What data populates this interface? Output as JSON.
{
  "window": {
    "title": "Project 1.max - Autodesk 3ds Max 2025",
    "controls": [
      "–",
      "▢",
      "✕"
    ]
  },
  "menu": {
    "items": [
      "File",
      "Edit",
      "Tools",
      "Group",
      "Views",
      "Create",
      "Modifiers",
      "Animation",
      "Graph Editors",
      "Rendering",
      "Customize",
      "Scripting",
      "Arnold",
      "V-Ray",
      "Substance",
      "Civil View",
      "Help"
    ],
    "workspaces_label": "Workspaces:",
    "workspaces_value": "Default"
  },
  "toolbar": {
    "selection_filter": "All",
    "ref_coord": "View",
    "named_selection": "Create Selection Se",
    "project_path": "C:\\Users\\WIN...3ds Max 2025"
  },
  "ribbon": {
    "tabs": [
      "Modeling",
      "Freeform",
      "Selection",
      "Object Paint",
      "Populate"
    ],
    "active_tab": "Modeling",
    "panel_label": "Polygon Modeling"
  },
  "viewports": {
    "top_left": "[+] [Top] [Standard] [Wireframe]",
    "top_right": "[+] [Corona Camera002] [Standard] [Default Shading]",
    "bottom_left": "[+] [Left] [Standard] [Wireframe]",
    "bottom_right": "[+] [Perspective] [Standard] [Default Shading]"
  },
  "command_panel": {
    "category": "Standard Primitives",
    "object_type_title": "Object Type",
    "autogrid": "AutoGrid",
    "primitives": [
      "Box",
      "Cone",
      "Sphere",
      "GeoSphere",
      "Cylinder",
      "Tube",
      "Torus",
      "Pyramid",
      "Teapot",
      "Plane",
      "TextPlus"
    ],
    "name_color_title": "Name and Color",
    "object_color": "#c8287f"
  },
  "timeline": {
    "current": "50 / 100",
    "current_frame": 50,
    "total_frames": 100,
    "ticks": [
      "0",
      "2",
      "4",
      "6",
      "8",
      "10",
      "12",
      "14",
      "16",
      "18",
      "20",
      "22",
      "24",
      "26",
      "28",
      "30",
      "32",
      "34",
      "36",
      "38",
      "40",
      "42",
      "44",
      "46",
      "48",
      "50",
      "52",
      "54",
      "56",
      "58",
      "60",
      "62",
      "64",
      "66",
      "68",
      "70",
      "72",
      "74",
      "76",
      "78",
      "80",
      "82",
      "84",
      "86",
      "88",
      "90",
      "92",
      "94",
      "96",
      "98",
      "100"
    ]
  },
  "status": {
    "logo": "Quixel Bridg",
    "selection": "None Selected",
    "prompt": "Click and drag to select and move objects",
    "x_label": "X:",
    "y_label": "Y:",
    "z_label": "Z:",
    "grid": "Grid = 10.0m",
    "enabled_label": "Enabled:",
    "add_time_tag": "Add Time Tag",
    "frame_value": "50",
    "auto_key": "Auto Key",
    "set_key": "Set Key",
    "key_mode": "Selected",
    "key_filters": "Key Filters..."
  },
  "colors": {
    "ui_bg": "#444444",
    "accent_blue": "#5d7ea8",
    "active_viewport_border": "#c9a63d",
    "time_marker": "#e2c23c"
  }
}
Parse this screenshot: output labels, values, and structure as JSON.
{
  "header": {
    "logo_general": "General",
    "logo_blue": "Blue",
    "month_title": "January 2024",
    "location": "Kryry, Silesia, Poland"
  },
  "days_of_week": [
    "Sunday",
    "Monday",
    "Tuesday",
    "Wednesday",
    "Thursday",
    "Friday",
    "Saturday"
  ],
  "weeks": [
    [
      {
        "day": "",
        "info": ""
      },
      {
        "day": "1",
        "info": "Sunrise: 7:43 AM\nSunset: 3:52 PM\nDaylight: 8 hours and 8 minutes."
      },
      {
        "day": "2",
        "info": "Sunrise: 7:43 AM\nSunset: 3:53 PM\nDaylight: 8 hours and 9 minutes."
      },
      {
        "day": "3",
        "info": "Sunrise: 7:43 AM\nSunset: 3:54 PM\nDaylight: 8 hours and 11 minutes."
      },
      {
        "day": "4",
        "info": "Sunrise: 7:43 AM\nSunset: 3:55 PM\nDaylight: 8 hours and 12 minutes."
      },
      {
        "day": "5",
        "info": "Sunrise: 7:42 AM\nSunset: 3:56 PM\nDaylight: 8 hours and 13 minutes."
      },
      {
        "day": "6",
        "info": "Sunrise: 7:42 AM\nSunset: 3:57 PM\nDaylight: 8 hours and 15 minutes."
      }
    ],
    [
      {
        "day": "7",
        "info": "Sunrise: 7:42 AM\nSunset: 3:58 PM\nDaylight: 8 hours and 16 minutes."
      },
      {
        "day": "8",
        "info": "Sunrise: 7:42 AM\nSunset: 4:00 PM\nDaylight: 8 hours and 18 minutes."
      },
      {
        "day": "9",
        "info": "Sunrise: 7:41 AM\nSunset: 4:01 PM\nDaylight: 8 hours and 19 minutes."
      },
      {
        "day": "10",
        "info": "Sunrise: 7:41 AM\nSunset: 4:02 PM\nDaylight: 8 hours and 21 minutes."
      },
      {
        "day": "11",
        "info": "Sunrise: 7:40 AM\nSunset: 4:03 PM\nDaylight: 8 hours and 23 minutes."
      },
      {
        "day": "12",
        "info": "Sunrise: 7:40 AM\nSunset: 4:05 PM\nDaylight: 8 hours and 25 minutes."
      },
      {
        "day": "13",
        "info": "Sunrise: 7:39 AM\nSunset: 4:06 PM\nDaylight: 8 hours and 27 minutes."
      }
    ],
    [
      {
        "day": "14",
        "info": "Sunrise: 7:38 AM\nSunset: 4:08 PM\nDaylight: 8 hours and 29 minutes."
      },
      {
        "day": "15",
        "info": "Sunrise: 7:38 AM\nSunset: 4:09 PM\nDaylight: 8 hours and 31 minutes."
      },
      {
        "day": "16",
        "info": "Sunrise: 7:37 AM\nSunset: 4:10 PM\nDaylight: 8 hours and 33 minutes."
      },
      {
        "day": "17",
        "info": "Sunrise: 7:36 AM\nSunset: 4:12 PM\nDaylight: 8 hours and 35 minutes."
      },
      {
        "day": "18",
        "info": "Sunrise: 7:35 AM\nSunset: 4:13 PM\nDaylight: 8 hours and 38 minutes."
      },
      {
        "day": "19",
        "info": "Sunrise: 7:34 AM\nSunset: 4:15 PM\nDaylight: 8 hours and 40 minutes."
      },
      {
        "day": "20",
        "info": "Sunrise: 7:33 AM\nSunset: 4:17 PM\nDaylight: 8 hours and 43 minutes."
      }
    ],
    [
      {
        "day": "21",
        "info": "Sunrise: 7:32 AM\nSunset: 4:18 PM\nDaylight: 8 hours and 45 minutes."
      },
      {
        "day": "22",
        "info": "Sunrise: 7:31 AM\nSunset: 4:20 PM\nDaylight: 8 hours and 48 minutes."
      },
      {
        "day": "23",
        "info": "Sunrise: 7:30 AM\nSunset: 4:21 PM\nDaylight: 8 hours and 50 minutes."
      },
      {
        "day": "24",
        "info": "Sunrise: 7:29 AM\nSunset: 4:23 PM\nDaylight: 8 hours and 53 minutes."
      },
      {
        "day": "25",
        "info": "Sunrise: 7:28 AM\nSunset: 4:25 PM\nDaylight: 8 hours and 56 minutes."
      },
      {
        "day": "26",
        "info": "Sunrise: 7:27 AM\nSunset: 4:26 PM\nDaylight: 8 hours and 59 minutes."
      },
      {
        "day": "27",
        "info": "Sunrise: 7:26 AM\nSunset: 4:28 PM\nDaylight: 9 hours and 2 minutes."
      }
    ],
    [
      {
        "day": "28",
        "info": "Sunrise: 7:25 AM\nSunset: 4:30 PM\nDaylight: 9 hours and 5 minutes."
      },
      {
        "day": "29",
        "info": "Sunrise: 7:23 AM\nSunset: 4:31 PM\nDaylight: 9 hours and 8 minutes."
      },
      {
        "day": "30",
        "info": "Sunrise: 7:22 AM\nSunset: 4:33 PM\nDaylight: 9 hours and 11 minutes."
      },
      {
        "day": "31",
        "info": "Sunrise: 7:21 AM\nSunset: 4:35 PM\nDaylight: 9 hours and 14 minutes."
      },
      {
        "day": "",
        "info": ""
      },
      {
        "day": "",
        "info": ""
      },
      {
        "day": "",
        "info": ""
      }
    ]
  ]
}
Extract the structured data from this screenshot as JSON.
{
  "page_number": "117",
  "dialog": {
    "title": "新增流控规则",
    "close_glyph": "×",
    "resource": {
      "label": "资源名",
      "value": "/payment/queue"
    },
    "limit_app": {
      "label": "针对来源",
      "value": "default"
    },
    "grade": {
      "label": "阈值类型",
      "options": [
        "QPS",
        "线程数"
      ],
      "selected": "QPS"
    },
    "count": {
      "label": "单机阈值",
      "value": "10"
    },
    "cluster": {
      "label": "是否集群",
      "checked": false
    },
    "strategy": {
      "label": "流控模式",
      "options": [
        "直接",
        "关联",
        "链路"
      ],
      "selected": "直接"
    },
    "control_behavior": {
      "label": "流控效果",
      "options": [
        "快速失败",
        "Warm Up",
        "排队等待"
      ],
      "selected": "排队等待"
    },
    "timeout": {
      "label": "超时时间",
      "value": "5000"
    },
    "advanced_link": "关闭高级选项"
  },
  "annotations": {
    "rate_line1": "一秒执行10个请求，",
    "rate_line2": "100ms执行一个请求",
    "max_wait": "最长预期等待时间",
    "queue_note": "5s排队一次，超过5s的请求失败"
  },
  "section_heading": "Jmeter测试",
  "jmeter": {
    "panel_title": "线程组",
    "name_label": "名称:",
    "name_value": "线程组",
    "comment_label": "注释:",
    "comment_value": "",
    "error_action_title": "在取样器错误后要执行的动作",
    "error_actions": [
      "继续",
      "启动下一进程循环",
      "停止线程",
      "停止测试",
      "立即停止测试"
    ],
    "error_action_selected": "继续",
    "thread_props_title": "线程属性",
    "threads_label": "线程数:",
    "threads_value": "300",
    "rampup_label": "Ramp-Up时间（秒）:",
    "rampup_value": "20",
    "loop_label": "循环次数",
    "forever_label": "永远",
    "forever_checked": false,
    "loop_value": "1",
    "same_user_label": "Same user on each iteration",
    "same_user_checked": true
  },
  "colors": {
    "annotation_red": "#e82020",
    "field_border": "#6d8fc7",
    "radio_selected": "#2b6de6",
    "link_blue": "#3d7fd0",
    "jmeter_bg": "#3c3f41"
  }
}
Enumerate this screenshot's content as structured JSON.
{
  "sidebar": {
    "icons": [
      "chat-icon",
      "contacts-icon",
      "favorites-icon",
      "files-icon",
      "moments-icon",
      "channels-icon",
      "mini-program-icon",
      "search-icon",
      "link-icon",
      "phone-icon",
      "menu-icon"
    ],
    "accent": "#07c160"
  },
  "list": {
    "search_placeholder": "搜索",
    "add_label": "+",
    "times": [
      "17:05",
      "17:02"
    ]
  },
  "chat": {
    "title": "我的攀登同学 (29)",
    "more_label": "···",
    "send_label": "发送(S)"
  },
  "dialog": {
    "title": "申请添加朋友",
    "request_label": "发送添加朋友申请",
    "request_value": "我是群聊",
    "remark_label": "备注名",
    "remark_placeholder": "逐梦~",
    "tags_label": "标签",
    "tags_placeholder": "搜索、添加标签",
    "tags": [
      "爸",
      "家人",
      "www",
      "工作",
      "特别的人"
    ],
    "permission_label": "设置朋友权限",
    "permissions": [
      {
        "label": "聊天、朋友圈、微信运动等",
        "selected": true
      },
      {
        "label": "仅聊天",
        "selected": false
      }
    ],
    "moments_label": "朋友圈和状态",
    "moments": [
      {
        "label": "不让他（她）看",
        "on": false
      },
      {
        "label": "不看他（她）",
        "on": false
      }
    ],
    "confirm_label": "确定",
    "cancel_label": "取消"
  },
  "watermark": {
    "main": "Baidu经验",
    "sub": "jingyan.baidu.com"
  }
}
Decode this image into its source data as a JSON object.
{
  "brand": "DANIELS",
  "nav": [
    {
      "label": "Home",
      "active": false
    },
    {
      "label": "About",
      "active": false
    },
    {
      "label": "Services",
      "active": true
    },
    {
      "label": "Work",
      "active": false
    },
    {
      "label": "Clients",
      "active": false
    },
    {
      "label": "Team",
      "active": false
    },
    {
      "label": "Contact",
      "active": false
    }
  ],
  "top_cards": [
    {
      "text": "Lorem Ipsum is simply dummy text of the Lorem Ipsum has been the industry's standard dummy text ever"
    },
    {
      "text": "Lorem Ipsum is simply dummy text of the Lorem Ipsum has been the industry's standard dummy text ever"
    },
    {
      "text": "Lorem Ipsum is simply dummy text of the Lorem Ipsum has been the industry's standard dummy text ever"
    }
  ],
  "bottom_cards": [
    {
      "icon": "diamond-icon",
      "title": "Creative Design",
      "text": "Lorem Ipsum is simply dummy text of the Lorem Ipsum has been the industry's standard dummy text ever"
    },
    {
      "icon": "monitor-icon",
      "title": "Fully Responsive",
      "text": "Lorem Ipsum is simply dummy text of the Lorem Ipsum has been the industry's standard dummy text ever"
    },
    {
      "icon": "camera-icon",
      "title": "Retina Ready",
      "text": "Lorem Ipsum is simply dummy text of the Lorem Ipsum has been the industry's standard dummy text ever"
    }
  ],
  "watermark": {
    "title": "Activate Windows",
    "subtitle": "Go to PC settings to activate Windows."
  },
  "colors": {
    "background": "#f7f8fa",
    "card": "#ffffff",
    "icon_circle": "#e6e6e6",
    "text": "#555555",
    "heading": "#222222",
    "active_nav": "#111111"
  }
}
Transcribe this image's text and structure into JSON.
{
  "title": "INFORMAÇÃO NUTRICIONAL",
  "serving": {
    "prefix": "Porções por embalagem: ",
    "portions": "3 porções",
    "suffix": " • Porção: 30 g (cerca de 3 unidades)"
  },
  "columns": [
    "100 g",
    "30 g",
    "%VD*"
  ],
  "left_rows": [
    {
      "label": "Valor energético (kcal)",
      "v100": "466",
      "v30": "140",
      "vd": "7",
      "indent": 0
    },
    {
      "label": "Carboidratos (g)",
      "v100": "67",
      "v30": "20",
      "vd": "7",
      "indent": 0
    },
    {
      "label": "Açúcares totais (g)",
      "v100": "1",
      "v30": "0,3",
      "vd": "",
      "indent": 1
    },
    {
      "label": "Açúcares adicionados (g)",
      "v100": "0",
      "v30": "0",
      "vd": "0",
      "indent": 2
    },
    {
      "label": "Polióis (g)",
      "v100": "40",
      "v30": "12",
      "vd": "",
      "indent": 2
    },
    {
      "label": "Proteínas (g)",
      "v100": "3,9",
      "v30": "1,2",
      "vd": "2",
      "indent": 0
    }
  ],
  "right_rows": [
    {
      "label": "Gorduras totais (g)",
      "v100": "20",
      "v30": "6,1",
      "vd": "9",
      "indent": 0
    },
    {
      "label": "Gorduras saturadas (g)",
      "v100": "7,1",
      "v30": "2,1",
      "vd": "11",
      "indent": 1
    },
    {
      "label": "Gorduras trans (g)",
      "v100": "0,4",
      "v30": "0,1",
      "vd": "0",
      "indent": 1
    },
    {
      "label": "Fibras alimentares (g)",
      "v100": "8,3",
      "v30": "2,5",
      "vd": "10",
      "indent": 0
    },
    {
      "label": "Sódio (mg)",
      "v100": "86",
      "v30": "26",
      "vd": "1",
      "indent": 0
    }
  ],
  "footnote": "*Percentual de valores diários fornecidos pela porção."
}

+--

From the entries above, return each line with the word "Gorduras" in it.

      "label": "Gorduras totais (g)",
      "label": "Gorduras saturadas (g)",
      "label": "Gorduras trans (g)",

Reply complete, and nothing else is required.